Extracted records:
▼▼▼

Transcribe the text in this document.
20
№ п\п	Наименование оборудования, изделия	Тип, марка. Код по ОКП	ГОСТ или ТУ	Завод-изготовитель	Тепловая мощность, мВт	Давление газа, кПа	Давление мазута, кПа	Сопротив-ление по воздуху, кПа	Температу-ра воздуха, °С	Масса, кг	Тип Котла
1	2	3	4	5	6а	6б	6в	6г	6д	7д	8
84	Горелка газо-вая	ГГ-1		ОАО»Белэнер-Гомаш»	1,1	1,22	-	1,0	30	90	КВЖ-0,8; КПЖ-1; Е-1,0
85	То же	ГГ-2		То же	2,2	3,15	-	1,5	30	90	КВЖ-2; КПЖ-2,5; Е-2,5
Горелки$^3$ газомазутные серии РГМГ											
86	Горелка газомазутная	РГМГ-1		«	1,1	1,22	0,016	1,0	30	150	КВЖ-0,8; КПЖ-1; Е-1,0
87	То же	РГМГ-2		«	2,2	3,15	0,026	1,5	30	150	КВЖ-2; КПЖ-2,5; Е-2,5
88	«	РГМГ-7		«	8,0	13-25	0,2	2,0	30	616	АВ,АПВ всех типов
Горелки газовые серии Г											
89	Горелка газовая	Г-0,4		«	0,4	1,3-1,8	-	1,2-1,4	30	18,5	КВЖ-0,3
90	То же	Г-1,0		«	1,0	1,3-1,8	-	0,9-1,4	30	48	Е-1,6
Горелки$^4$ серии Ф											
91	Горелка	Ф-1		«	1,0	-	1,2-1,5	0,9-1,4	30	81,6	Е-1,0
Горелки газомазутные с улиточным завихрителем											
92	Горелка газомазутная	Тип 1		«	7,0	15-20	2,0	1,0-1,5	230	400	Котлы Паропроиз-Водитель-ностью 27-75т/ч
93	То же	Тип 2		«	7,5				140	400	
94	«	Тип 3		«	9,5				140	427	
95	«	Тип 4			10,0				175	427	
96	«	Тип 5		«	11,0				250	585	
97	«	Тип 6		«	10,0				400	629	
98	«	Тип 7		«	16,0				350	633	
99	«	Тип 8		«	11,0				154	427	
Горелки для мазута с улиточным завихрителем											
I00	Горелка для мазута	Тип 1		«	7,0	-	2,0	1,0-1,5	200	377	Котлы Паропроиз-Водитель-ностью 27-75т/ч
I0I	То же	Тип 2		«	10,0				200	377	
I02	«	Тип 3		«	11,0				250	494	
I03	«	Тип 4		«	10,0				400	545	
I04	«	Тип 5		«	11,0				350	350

▲▲▲

Copy each line of the preceding data that contains the string "Водитель".

* [Finished exercise]:
92	Горелка газомазутная	Тип 1		«	7,0	15-20	2,0	1,0-1,5	230	400	Котлы Паропроиз-Водитель-ностью 27-75т/ч
I00	Горелка для мазута	Тип 1		«	7,0	-	2,0	1,0-1,5	200	377	Котлы Паропроиз-Водитель-ностью 27-75т/ч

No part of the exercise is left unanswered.